## WHAT YOU HAVE TO DO:
Copy out each line of the data that holds the word "Sensei".

Part of a data file
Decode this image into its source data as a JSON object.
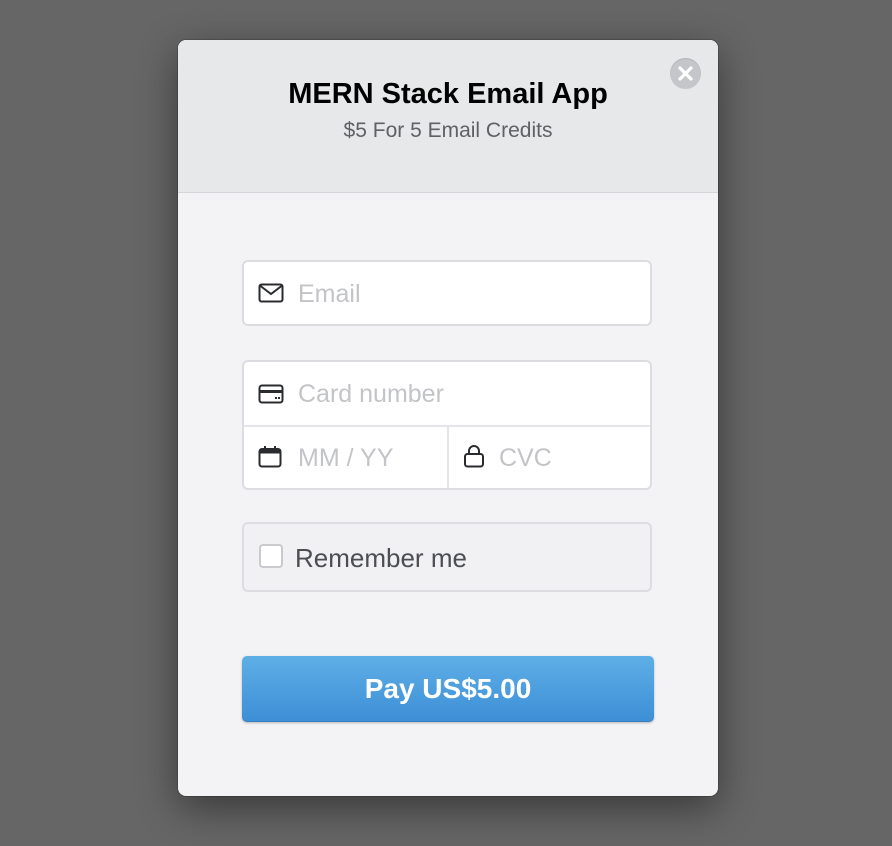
{
  "modal": {
    "title": "MERN Stack Email App",
    "subtitle": "$5 For 5 Email Credits",
    "close_icon": "close-icon"
  },
  "form": {
    "email": {
      "placeholder": "Email",
      "icon": "envelope-icon"
    },
    "card_number": {
      "placeholder": "Card number",
      "icon": "credit-card-icon"
    },
    "expiry": {
      "placeholder": "MM / YY",
      "icon": "calendar-icon"
    },
    "cvc": {
      "placeholder": "CVC",
      "icon": "lock-icon"
    },
    "remember": {
      "label": "Remember me",
      "checked": false
    },
    "pay_label": "Pay US$5.00"
  },
  "colors": {
    "backdrop": "#666666",
    "pay_button": "#4a9de0",
    "header_bg": "#e7e8ea"
  }
}
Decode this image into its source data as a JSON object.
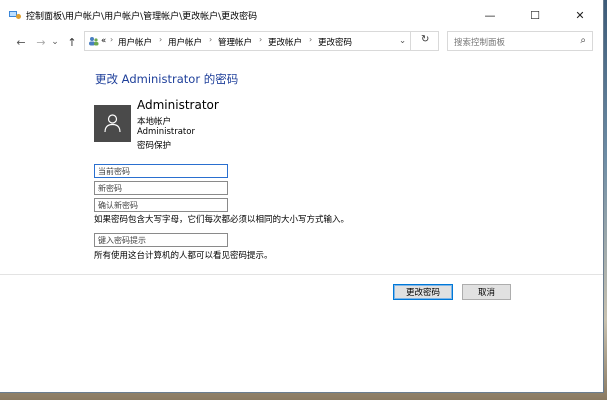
{
  "window": {
    "title": "控制面板\\用户帐户\\用户帐户\\管理帐户\\更改帐户\\更改密码",
    "controls": {
      "minimize": "—",
      "maximize": "☐",
      "close": "✕"
    }
  },
  "nav": {
    "back": "←",
    "forward": "→",
    "recent": "⌄",
    "up": "↑",
    "address": {
      "overflow": "«",
      "crumbs": [
        "用户帐户",
        "用户帐户",
        "管理帐户",
        "更改帐户",
        "更改密码"
      ],
      "separator": "›",
      "dropdown": "⌄",
      "refresh": "↻"
    },
    "search": {
      "placeholder": "搜索控制面板",
      "icon": "⌕"
    }
  },
  "page": {
    "heading": "更改 Administrator 的密码",
    "user": {
      "name": "Administrator",
      "lines": [
        "本地帐户",
        "Administrator",
        "密码保护"
      ]
    },
    "fields": {
      "current_password": "当前密码",
      "new_password": "新密码",
      "confirm_password": "确认新密码",
      "hint_input": "键入密码提示"
    },
    "case_note": "如果密码包含大写字母，它们每次都必须以相同的大小写方式输入。",
    "hint_note": "所有使用这台计算机的人都可以看见密码提示。"
  },
  "buttons": {
    "change": "更改密码",
    "cancel": "取消"
  }
}
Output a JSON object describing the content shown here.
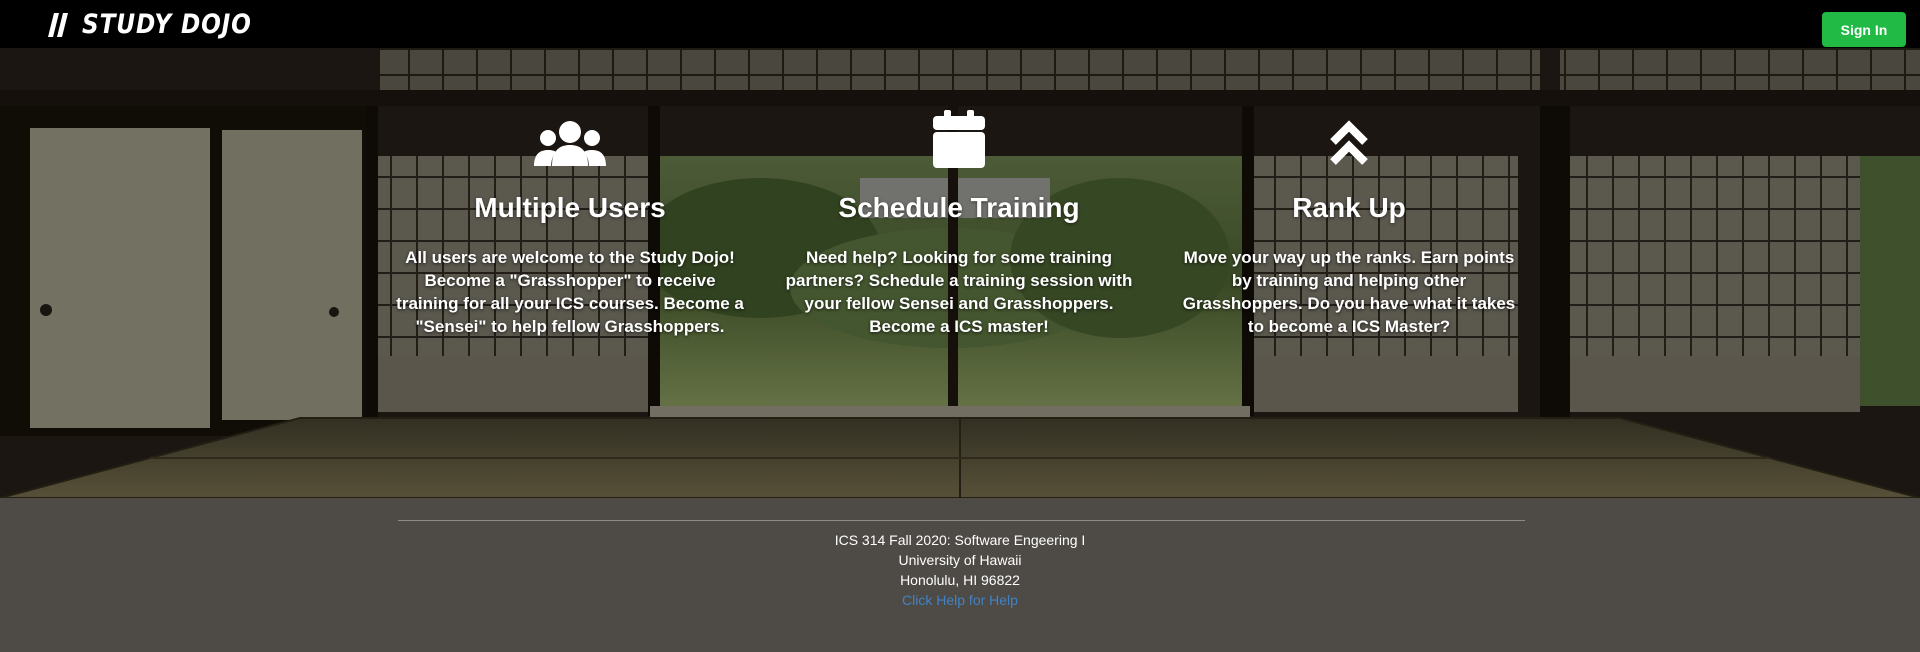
{
  "navbar": {
    "logo_text": "STUDY DOJO",
    "signin_label": "Sign In",
    "signin_color": "#21ba45"
  },
  "features": [
    {
      "icon": "users-icon",
      "title": "Multiple Users",
      "text": "All users are welcome to the Study Dojo! Become a \"Grasshopper\" to receive training for all your ICS courses. Become a \"Sensei\" to help fellow Grasshoppers."
    },
    {
      "icon": "calendar-icon",
      "title": "Schedule Training",
      "text": "Need help? Looking for some training partners? Schedule a training session with your fellow Sensei and Grasshoppers. Become a ICS master!"
    },
    {
      "icon": "double-chevron-up-icon",
      "title": "Rank Up",
      "text": "Move your way up the ranks. Earn points by training and helping other Grasshoppers. Do you have what it takes to become a ICS Master?"
    }
  ],
  "footer": {
    "line1": "ICS 314 Fall 2020: Software Engeering I",
    "line2": "University of Hawaii",
    "line3": "Honolulu, HI 96822",
    "help_link": "Click Help for Help",
    "link_color": "#4183c4"
  }
}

## WRITTEN REPLY:
      "text": "All users are welcome to the Study Dojo! Become a \"Grasshopper\" to receive training for all your ICS courses. Become a \"Sensei\" to help fellow Grasshoppers."
      "text": "Need help? Looking for some training partners? Schedule a training session with your fellow Sensei and Grasshoppers. Become a ICS master!"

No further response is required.